Task inputs:
########
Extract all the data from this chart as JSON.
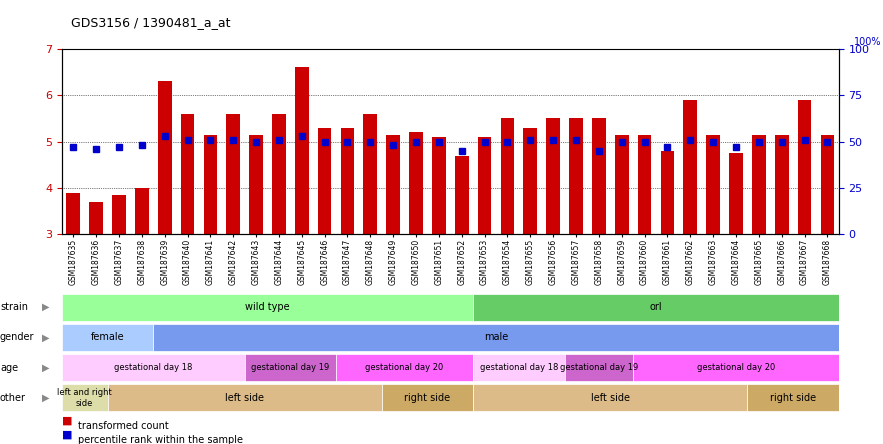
{
  "title": "GDS3156 / 1390481_a_at",
  "samples": [
    "GSM187635",
    "GSM187636",
    "GSM187637",
    "GSM187638",
    "GSM187639",
    "GSM187640",
    "GSM187641",
    "GSM187642",
    "GSM187643",
    "GSM187644",
    "GSM187645",
    "GSM187646",
    "GSM187647",
    "GSM187648",
    "GSM187649",
    "GSM187650",
    "GSM187651",
    "GSM187652",
    "GSM187653",
    "GSM187654",
    "GSM187655",
    "GSM187656",
    "GSM187657",
    "GSM187658",
    "GSM187659",
    "GSM187660",
    "GSM187661",
    "GSM187662",
    "GSM187663",
    "GSM187664",
    "GSM187665",
    "GSM187666",
    "GSM187667",
    "GSM187668"
  ],
  "bar_values": [
    3.9,
    3.7,
    3.85,
    4.0,
    6.3,
    5.6,
    5.15,
    5.6,
    5.15,
    5.6,
    6.6,
    5.3,
    5.3,
    5.6,
    5.15,
    5.2,
    5.1,
    4.7,
    5.1,
    5.5,
    5.3,
    5.5,
    5.5,
    5.5,
    5.15,
    5.15,
    4.8,
    5.9,
    5.15,
    4.75,
    5.15,
    5.15,
    5.9,
    5.15
  ],
  "percentile_values": [
    47,
    46,
    47,
    48,
    53,
    51,
    51,
    51,
    50,
    51,
    53,
    50,
    50,
    50,
    48,
    50,
    50,
    45,
    50,
    50,
    51,
    51,
    51,
    45,
    50,
    50,
    47,
    51,
    50,
    47,
    50,
    50,
    51,
    50
  ],
  "bar_color": "#cc0000",
  "dot_color": "#0000cc",
  "ylim_left": [
    3,
    7
  ],
  "ylim_right": [
    0,
    100
  ],
  "yticks_left": [
    3,
    4,
    5,
    6,
    7
  ],
  "yticks_right": [
    0,
    25,
    50,
    75,
    100
  ],
  "grid_values": [
    4,
    5,
    6
  ],
  "annotation_rows": [
    {
      "label": "strain",
      "segments": [
        {
          "text": "wild type",
          "start": 0,
          "end": 18,
          "color": "#99ff99"
        },
        {
          "text": "orl",
          "start": 18,
          "end": 34,
          "color": "#66cc66"
        }
      ]
    },
    {
      "label": "gender",
      "segments": [
        {
          "text": "female",
          "start": 0,
          "end": 4,
          "color": "#aaccff"
        },
        {
          "text": "male",
          "start": 4,
          "end": 34,
          "color": "#7799ee"
        }
      ]
    },
    {
      "label": "age",
      "segments": [
        {
          "text": "gestational day 18",
          "start": 0,
          "end": 8,
          "color": "#ffccff"
        },
        {
          "text": "gestational day 19",
          "start": 8,
          "end": 12,
          "color": "#cc66cc"
        },
        {
          "text": "gestational day 20",
          "start": 12,
          "end": 18,
          "color": "#ff66ff"
        },
        {
          "text": "gestational day 18",
          "start": 18,
          "end": 22,
          "color": "#ffccff"
        },
        {
          "text": "gestational day 19",
          "start": 22,
          "end": 25,
          "color": "#cc66cc"
        },
        {
          "text": "gestational day 20",
          "start": 25,
          "end": 34,
          "color": "#ff66ff"
        }
      ]
    },
    {
      "label": "other",
      "segments": [
        {
          "text": "left and right\nside",
          "start": 0,
          "end": 2,
          "color": "#ddddaa"
        },
        {
          "text": "left side",
          "start": 2,
          "end": 14,
          "color": "#ddbb88"
        },
        {
          "text": "right side",
          "start": 14,
          "end": 18,
          "color": "#ccaa66"
        },
        {
          "text": "left side",
          "start": 18,
          "end": 30,
          "color": "#ddbb88"
        },
        {
          "text": "right side",
          "start": 30,
          "end": 34,
          "color": "#ccaa66"
        }
      ]
    }
  ],
  "legend": [
    {
      "label": "transformed count",
      "color": "#cc0000"
    },
    {
      "label": "percentile rank within the sample",
      "color": "#0000cc"
    }
  ]
}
########
What is asked: Set the listing down in full and exactly. Pictures within it should not appear in the copy.

Exercise solution:
Extract all the data from this chart as JSON.
{
  "title": "GDS3156 / 1390481_a_at",
  "samples": [
    "GSM187635",
    "GSM187636",
    "GSM187637",
    "GSM187638",
    "GSM187639",
    "GSM187640",
    "GSM187641",
    "GSM187642",
    "GSM187643",
    "GSM187644",
    "GSM187645",
    "GSM187646",
    "GSM187647",
    "GSM187648",
    "GSM187649",
    "GSM187650",
    "GSM187651",
    "GSM187652",
    "GSM187653",
    "GSM187654",
    "GSM187655",
    "GSM187656",
    "GSM187657",
    "GSM187658",
    "GSM187659",
    "GSM187660",
    "GSM187661",
    "GSM187662",
    "GSM187663",
    "GSM187664",
    "GSM187665",
    "GSM187666",
    "GSM187667",
    "GSM187668"
  ],
  "bar_values": [
    3.9,
    3.7,
    3.85,
    4.0,
    6.3,
    5.6,
    5.15,
    5.6,
    5.15,
    5.6,
    6.6,
    5.3,
    5.3,
    5.6,
    5.15,
    5.2,
    5.1,
    4.7,
    5.1,
    5.5,
    5.3,
    5.5,
    5.5,
    5.5,
    5.15,
    5.15,
    4.8,
    5.9,
    5.15,
    4.75,
    5.15,
    5.15,
    5.9,
    5.15
  ],
  "percentile_values": [
    47,
    46,
    47,
    48,
    53,
    51,
    51,
    51,
    50,
    51,
    53,
    50,
    50,
    50,
    48,
    50,
    50,
    45,
    50,
    50,
    51,
    51,
    51,
    45,
    50,
    50,
    47,
    51,
    50,
    47,
    50,
    50,
    51,
    50
  ],
  "bar_color": "#cc0000",
  "dot_color": "#0000cc",
  "ylim_left": [
    3,
    7
  ],
  "ylim_right": [
    0,
    100
  ],
  "yticks_left": [
    3,
    4,
    5,
    6,
    7
  ],
  "yticks_right": [
    0,
    25,
    50,
    75,
    100
  ],
  "grid_values": [
    4,
    5,
    6
  ],
  "annotation_rows": [
    {
      "label": "strain",
      "segments": [
        {
          "text": "wild type",
          "start": 0,
          "end": 18,
          "color": "#99ff99"
        },
        {
          "text": "orl",
          "start": 18,
          "end": 34,
          "color": "#66cc66"
        }
      ]
    },
    {
      "label": "gender",
      "segments": [
        {
          "text": "female",
          "start": 0,
          "end": 4,
          "color": "#aaccff"
        },
        {
          "text": "male",
          "start": 4,
          "end": 34,
          "color": "#7799ee"
        }
      ]
    },
    {
      "label": "age",
      "segments": [
        {
          "text": "gestational day 18",
          "start": 0,
          "end": 8,
          "color": "#ffccff"
        },
        {
          "text": "gestational day 19",
          "start": 8,
          "end": 12,
          "color": "#cc66cc"
        },
        {
          "text": "gestational day 20",
          "start": 12,
          "end": 18,
          "color": "#ff66ff"
        },
        {
          "text": "gestational day 18",
          "start": 18,
          "end": 22,
          "color": "#ffccff"
        },
        {
          "text": "gestational day 19",
          "start": 22,
          "end": 25,
          "color": "#cc66cc"
        },
        {
          "text": "gestational day 20",
          "start": 25,
          "end": 34,
          "color": "#ff66ff"
        }
      ]
    },
    {
      "label": "other",
      "segments": [
        {
          "text": "left and right\nside",
          "start": 0,
          "end": 2,
          "color": "#ddddaa"
        },
        {
          "text": "left side",
          "start": 2,
          "end": 14,
          "color": "#ddbb88"
        },
        {
          "text": "right side",
          "start": 14,
          "end": 18,
          "color": "#ccaa66"
        },
        {
          "text": "left side",
          "start": 18,
          "end": 30,
          "color": "#ddbb88"
        },
        {
          "text": "right side",
          "start": 30,
          "end": 34,
          "color": "#ccaa66"
        }
      ]
    }
  ],
  "legend": [
    {
      "label": "transformed count",
      "color": "#cc0000"
    },
    {
      "label": "percentile rank within the sample",
      "color": "#0000cc"
    }
  ]
}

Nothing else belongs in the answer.